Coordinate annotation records
☆ ☆ ☆

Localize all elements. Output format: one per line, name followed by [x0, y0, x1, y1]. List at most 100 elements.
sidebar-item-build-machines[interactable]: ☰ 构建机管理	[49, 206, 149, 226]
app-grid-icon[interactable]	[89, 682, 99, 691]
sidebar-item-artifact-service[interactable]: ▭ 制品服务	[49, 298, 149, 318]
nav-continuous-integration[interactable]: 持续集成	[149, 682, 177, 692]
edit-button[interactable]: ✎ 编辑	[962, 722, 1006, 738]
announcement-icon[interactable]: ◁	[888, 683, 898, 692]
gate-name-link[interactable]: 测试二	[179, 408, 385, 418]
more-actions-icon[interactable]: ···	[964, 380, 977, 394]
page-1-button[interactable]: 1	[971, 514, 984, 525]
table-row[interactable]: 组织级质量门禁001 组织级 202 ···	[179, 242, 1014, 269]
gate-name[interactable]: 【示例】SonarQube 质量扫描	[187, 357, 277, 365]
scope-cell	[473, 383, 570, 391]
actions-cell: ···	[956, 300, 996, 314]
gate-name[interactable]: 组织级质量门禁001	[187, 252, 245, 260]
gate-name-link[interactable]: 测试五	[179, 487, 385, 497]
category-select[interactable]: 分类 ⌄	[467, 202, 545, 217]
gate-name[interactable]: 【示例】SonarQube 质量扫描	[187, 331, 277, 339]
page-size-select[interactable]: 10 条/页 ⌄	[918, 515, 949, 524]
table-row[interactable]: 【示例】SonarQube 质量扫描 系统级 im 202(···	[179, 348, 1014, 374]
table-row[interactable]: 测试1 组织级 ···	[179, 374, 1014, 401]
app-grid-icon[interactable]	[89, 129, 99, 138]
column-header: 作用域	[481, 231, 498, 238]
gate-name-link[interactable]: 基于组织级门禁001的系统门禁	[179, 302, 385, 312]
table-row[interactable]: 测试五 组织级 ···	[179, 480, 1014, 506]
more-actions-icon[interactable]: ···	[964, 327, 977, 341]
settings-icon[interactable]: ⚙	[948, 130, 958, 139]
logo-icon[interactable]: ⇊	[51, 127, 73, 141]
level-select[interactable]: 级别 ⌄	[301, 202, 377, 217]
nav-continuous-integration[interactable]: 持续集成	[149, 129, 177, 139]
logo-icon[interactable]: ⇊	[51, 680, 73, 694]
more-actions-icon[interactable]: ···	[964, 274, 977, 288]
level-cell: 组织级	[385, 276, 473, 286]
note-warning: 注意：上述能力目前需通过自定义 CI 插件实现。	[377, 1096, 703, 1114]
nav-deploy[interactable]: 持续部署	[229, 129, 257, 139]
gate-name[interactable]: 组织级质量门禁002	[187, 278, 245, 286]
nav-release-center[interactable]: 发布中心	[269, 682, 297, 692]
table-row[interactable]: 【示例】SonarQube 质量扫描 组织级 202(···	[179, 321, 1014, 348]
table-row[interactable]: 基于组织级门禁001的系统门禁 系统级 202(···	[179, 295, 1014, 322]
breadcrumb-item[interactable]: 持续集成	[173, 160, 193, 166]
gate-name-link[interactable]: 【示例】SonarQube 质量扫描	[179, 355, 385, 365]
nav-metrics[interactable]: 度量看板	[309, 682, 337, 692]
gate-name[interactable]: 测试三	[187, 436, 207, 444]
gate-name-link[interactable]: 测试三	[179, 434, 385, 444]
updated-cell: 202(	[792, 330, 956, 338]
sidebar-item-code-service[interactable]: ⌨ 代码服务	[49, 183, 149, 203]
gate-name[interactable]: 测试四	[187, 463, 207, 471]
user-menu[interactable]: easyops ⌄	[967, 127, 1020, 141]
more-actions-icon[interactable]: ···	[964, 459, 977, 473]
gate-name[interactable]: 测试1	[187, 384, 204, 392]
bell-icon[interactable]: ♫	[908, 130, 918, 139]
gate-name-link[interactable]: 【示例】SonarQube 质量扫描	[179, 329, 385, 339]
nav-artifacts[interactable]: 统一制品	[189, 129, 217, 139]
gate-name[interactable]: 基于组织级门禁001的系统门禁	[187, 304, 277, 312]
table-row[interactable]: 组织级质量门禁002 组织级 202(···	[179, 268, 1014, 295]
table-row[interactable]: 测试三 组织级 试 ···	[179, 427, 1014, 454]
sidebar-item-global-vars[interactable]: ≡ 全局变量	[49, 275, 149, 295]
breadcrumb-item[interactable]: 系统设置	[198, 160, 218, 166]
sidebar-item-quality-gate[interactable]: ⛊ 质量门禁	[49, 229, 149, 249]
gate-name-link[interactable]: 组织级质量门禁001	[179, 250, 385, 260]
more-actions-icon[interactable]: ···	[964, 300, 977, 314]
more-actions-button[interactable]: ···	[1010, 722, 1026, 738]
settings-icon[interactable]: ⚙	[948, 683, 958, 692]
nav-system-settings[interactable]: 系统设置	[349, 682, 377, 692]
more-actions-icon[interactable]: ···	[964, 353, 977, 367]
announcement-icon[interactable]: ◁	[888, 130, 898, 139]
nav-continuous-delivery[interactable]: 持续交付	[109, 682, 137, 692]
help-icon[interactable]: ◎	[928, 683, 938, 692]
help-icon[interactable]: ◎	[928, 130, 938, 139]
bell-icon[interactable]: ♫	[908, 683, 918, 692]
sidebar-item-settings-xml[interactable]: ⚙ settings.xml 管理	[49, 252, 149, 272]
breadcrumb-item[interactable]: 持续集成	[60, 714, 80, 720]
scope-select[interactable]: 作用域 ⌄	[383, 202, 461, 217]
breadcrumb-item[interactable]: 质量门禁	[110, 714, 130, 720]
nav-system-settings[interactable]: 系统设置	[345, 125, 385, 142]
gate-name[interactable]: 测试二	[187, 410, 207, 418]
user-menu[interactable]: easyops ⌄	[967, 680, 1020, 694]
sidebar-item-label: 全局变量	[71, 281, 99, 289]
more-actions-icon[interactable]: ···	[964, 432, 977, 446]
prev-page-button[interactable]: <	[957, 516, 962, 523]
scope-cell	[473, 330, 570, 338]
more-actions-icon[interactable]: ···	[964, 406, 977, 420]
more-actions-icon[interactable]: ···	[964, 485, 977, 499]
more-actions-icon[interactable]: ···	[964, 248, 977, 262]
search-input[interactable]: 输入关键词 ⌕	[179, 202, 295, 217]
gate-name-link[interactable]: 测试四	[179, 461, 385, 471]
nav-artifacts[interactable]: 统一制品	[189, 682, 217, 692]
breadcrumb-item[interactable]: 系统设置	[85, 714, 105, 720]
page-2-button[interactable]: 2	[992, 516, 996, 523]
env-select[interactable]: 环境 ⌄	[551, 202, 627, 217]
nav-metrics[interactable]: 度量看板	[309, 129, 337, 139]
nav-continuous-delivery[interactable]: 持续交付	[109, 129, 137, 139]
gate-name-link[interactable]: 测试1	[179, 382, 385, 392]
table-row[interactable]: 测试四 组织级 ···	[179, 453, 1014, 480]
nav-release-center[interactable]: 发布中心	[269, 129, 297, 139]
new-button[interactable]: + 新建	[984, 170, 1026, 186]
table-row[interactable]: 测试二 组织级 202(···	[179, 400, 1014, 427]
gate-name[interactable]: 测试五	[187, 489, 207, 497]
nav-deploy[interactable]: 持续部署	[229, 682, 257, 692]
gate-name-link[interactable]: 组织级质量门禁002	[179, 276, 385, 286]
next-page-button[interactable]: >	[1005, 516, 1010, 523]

☆ ☆ ☆

» **WHAT YOU WILL DO**:
Give the items from the first line through the line containing "408, 385, 418]", inclusive, as a Markdown table with the columns Row and Line. Number each row, and leave out any blank lines.

» **TASK RESPONSE**:
| Row | Line |
|---|---|
| 1 | Localize all elements. Output format: one per line, name followed by [x0, y0, x1, y1]. List at most 100 elements. |
| 2 | sidebar-item-build-machines[interactable]: ☰ 构建机管理	[49, 206, 149, 226] |
| 3 | app-grid-icon[interactable]	[89, 682, 99, 691] |
| 4 | sidebar-item-artifact-service[interactable]: ▭ 制品服务	[49, 298, 149, 318] |
| 5 | nav-continuous-integration[interactable]: 持续集成	[149, 682, 177, 692] |
| 6 | edit-button[interactable]: ✎ 编辑	[962, 722, 1006, 738] |
| 7 | announcement-icon[interactable]: ◁	[888, 683, 898, 692] |
| 8 | gate-name-link[interactable]: 测试二	[179, 408, 385, 418] |